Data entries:

====

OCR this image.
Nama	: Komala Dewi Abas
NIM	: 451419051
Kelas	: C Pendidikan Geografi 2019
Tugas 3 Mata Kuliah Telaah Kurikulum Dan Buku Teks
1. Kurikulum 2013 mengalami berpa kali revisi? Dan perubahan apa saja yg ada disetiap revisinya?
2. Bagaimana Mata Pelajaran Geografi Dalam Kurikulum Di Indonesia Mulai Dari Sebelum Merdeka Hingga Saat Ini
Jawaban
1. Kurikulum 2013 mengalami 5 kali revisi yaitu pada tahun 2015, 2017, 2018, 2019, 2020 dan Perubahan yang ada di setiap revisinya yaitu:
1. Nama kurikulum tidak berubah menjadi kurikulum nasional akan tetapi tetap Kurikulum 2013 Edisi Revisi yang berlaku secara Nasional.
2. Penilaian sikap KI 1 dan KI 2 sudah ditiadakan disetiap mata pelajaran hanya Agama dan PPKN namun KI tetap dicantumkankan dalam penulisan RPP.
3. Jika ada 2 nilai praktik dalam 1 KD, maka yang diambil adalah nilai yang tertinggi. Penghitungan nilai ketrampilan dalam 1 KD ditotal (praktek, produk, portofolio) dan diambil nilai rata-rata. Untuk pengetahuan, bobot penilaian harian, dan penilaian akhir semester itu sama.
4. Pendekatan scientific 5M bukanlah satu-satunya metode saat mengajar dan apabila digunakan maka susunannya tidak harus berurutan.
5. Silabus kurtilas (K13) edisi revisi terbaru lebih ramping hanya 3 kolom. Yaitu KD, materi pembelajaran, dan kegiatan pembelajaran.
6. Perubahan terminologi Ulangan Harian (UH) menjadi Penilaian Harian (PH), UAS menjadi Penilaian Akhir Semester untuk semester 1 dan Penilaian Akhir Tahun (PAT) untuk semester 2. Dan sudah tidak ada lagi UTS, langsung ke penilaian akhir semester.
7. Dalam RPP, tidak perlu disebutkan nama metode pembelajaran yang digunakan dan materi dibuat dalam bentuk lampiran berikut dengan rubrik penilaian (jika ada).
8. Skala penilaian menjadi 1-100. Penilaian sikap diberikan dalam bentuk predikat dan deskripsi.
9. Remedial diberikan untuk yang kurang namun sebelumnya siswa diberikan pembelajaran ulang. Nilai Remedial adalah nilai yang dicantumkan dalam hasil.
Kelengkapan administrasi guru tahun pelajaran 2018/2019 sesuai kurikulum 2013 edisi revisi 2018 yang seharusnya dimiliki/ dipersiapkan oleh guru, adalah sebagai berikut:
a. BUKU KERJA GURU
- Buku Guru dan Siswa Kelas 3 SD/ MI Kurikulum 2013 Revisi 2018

====

* _Your instructions_:
Look through the entries above and list every line containing "diberikan".

* _Completed exercise_:
8. Skala penilaian menjadi 1-100. Penilaian sikap diberikan dalam bentuk predikat dan deskripsi.
9. Remedial diberikan untuk yang kurang namun sebelumnya siswa diberikan pembelajaran ulang. Nilai Remedial adalah nilai yang dicantumkan dalam hasil.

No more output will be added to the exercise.